(Saved data entries)
········

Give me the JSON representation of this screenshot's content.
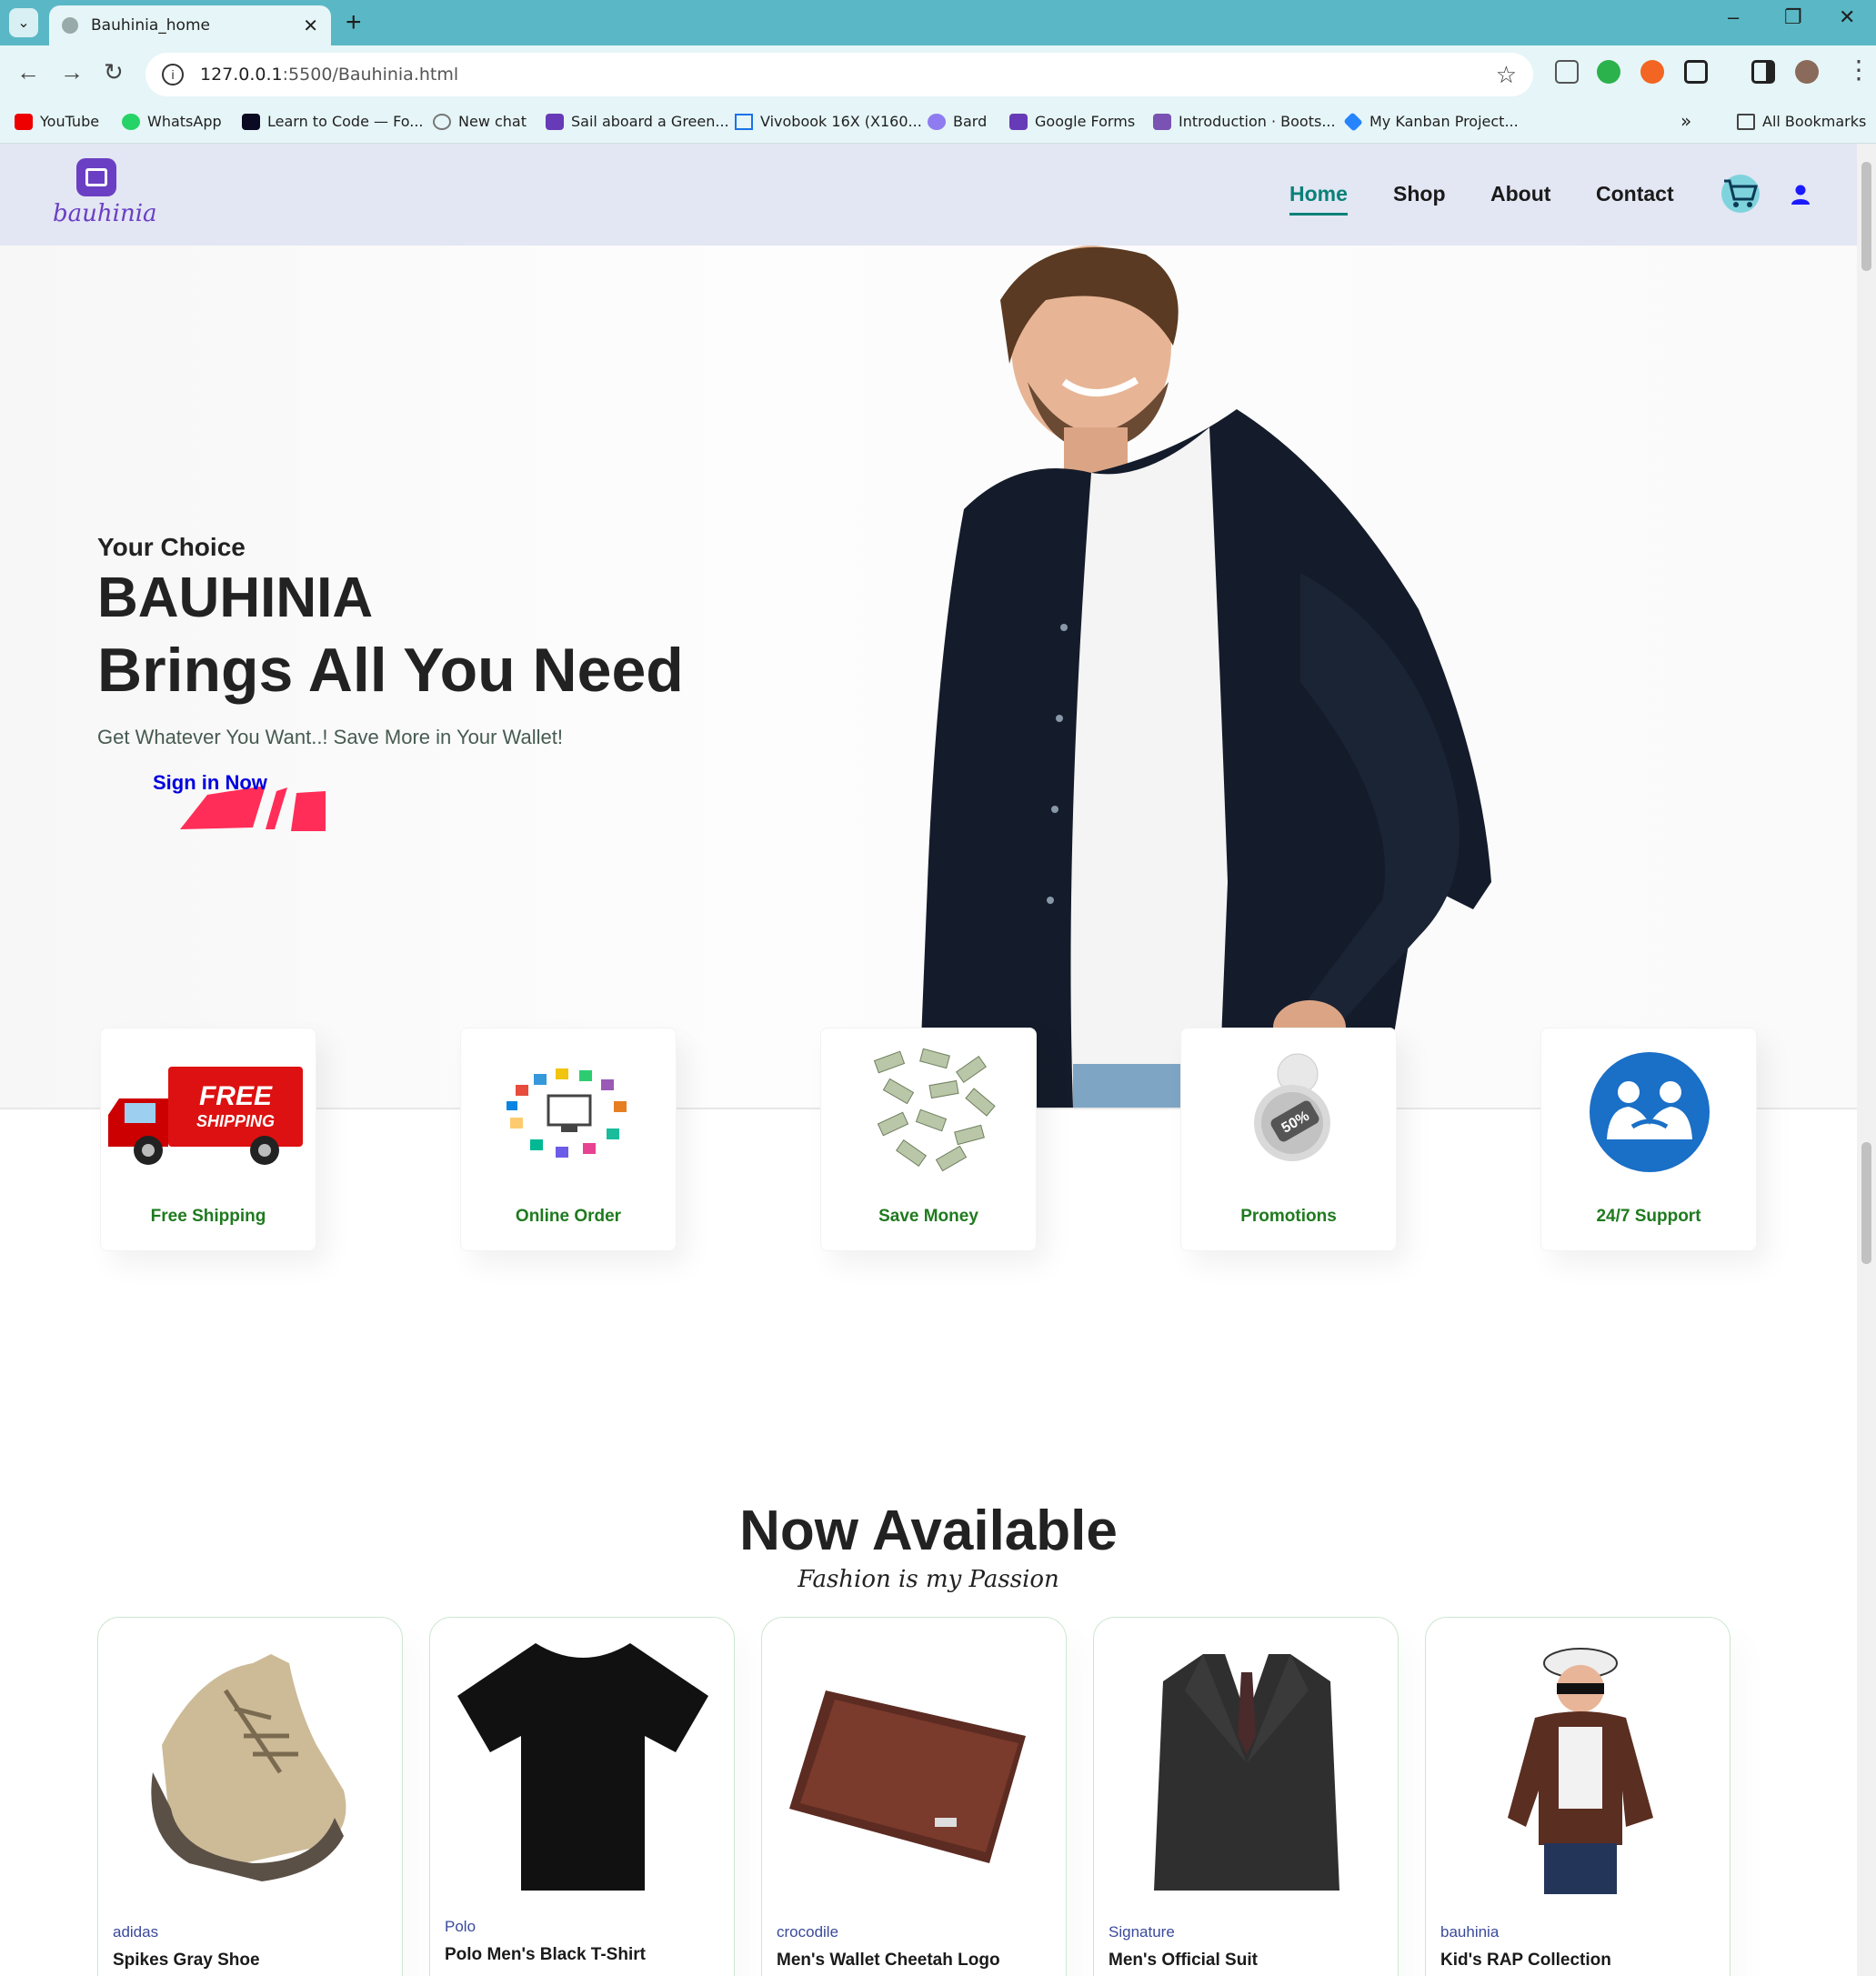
{
  "browser": {
    "tab_title": "Bauhinia_home",
    "url_host": "127.0.0.1",
    "url_path": ":5500/Bauhinia.html",
    "bookmarks": [
      "YouTube",
      "WhatsApp",
      "Learn to Code — Fo...",
      "New chat",
      "Sail aboard a Green...",
      "Vivobook 16X (X160...",
      "Bard",
      "Google Forms",
      "Introduction · Boots...",
      "My Kanban Project..."
    ],
    "more_bookmarks": "»",
    "all_bookmarks": "All Bookmarks"
  },
  "header": {
    "logo_text": "bauhinia",
    "nav": [
      "Home",
      "Shop",
      "About",
      "Contact"
    ],
    "active_nav": "Home"
  },
  "hero": {
    "subtitle": "Your Choice",
    "title": "BAUHINIA",
    "title2": "Brings All You Need",
    "description": "Get Whatever You Want..! Save More in Your Wallet!",
    "button": "Sign in Now"
  },
  "features": [
    "Free Shipping",
    "Online Order",
    "Save Money",
    "Promotions",
    "24/7 Support"
  ],
  "products_section": {
    "title": "Now Available",
    "subtitle": "Fashion is my Passion",
    "items": [
      {
        "brand": "adidas",
        "name": "Spikes Gray Shoe"
      },
      {
        "brand": "Polo",
        "name": "Polo Men's Black T-Shirt"
      },
      {
        "brand": "crocodile",
        "name": "Men's Wallet Cheetah Logo"
      },
      {
        "brand": "Signature",
        "name": "Men's Official Suit"
      },
      {
        "brand": "bauhinia",
        "name": "Kid's RAP Collection"
      }
    ]
  },
  "colors": {
    "accent": "#088178",
    "chrome": "#5ab8c6",
    "brand": "#6a3fc4",
    "feature_label": "#1f7a1f"
  }
}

········

The answer is one number: how many lines of the material above contain "Polo".

__TASK ANSWER__
2